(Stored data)
--- START ---
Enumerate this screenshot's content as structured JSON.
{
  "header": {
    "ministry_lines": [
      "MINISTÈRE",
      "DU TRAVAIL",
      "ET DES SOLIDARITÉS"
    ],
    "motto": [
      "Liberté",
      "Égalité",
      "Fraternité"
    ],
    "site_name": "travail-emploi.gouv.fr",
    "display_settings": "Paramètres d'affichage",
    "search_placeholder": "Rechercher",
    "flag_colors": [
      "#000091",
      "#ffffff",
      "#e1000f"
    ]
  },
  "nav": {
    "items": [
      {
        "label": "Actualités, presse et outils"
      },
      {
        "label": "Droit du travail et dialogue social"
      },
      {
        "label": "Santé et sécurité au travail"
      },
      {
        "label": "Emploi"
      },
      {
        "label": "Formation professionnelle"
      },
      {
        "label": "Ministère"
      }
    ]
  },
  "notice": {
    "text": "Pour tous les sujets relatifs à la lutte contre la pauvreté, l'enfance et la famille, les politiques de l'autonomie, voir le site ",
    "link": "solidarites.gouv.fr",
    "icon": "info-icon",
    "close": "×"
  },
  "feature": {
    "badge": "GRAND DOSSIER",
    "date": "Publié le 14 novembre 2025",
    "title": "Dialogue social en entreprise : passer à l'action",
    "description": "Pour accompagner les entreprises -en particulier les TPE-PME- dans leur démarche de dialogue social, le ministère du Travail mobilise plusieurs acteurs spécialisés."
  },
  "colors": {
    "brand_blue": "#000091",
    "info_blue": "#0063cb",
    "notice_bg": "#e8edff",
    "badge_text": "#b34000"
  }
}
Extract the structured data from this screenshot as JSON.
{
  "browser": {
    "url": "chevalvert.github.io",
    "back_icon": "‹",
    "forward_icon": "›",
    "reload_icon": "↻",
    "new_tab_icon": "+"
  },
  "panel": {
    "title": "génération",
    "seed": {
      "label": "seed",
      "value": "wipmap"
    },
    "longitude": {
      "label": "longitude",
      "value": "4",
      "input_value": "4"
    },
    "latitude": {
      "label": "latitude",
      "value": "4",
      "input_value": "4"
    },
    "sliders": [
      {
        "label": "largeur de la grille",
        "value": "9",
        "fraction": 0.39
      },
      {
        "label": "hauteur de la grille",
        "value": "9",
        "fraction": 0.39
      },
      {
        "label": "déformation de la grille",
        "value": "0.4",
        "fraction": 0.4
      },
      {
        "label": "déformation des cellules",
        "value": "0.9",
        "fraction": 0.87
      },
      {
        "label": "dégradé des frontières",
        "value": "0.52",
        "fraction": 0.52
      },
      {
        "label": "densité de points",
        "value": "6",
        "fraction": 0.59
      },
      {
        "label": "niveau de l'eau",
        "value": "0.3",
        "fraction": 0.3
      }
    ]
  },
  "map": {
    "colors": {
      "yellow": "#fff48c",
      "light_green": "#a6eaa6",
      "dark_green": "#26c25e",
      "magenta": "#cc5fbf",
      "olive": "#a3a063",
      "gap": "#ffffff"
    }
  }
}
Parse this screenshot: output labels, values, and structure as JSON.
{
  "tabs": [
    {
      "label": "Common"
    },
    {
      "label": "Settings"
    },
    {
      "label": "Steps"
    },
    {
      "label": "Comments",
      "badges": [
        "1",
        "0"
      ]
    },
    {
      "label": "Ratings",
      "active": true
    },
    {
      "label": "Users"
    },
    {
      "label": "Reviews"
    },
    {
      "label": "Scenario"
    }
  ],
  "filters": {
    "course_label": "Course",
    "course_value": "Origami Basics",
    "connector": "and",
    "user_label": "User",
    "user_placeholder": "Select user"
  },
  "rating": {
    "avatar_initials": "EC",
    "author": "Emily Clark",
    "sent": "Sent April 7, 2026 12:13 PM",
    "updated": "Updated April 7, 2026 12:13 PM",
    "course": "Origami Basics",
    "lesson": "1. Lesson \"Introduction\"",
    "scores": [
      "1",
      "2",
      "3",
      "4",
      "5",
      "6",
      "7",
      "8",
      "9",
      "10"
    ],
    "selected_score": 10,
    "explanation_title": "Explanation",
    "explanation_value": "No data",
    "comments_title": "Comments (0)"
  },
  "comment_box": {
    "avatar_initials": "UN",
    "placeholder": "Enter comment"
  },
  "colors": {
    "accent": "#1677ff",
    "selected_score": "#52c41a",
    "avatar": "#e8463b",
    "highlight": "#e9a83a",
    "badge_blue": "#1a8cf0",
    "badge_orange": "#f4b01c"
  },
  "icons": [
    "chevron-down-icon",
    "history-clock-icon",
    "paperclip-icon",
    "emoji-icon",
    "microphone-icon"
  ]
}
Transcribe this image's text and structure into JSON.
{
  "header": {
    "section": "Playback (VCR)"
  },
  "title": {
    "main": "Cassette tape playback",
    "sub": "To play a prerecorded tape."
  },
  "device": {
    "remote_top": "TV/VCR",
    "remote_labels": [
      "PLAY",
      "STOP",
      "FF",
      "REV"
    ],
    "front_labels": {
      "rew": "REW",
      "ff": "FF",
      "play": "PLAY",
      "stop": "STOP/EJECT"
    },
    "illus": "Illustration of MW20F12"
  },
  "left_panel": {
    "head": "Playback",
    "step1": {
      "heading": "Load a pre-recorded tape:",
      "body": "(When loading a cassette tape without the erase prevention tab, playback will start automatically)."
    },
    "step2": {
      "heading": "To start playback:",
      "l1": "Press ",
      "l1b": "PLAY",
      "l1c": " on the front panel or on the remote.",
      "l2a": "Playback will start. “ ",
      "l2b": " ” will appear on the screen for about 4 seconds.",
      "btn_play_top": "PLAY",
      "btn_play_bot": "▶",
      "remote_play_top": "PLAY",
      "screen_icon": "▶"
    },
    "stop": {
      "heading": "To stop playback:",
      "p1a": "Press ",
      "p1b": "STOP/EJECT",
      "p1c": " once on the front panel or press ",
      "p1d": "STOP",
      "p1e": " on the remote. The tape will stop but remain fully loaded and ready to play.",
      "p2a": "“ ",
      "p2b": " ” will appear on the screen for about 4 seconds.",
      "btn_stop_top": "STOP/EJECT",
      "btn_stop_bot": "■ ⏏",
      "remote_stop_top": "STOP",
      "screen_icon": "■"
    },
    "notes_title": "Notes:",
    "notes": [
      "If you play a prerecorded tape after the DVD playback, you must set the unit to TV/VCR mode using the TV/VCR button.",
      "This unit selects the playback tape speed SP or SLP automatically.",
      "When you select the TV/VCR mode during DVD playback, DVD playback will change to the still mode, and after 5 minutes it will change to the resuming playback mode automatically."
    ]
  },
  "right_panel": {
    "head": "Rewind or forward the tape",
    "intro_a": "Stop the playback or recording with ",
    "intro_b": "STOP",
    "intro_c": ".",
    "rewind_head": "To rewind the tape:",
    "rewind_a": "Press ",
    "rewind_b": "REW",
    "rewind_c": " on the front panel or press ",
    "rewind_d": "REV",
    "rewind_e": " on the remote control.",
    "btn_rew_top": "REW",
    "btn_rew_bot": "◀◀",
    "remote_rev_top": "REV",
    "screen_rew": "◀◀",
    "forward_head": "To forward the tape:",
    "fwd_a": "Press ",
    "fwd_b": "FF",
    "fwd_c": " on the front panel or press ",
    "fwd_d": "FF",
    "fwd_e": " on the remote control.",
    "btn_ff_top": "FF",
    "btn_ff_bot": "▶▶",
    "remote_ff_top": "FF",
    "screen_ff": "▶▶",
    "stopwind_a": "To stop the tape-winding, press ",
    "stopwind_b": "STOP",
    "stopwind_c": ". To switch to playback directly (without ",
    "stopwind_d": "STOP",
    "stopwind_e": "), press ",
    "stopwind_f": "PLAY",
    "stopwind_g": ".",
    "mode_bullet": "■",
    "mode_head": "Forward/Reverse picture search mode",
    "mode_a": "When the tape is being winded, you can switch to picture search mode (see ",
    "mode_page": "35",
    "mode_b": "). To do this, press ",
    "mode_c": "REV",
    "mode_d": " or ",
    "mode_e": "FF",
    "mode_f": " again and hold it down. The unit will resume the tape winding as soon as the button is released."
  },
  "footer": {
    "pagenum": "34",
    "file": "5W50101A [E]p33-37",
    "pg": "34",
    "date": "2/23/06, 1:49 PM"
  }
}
--- END ---
■ Short task
For the listing above, identify each line bearing "after".

■ Answer for the task
      "If you play a prerecorded tape after the DVD playback, you must set the unit to TV/VCR mode using the TV/VCR button.",
      "When you select the TV/VCR mode during DVD playback, DVD playback will change to the still mode, and after 5 minutes it will change to the resuming playback mode automatically."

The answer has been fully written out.